Direction: Write out all entries word for word.

** start Items **

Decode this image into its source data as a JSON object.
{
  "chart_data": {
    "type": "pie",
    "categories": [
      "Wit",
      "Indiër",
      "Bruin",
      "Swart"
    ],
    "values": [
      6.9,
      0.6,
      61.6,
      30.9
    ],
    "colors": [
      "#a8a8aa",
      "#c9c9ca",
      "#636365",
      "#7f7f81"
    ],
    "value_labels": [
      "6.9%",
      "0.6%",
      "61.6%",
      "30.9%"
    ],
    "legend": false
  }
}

** end Items **

Answer in full:
Decode this image into its source data as a JSON object.
{
  "chart_data": {
    "type": "pie",
    "categories": [
      "Wit",
      "Indiër",
      "Bruin",
      "Swart"
    ],
    "values": [
      6.9,
      0.6,
      61.6,
      30.9
    ],
    "colors": [
      "#a8a8aa",
      "#c9c9ca",
      "#636365",
      "#7f7f81"
    ],
    "value_labels": [
      "6.9%",
      "0.6%",
      "61.6%",
      "30.9%"
    ],
    "legend": false
  }
}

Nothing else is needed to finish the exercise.